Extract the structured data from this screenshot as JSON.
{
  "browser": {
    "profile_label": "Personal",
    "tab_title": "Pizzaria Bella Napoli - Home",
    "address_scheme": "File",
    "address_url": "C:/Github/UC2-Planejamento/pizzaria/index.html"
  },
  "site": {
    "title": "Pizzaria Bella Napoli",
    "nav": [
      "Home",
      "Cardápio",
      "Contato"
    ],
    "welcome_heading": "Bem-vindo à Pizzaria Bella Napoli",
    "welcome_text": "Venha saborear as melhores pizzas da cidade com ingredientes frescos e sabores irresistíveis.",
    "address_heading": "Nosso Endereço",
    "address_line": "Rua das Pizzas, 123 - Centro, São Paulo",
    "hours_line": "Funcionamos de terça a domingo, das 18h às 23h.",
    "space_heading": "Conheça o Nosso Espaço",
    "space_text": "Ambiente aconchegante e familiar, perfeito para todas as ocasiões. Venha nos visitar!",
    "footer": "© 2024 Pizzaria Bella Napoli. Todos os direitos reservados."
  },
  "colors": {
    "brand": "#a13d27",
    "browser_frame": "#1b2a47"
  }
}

To do:
Exactly how many lines contain "Napoli"? State the number and nothing else.

Answer for this exercise:
4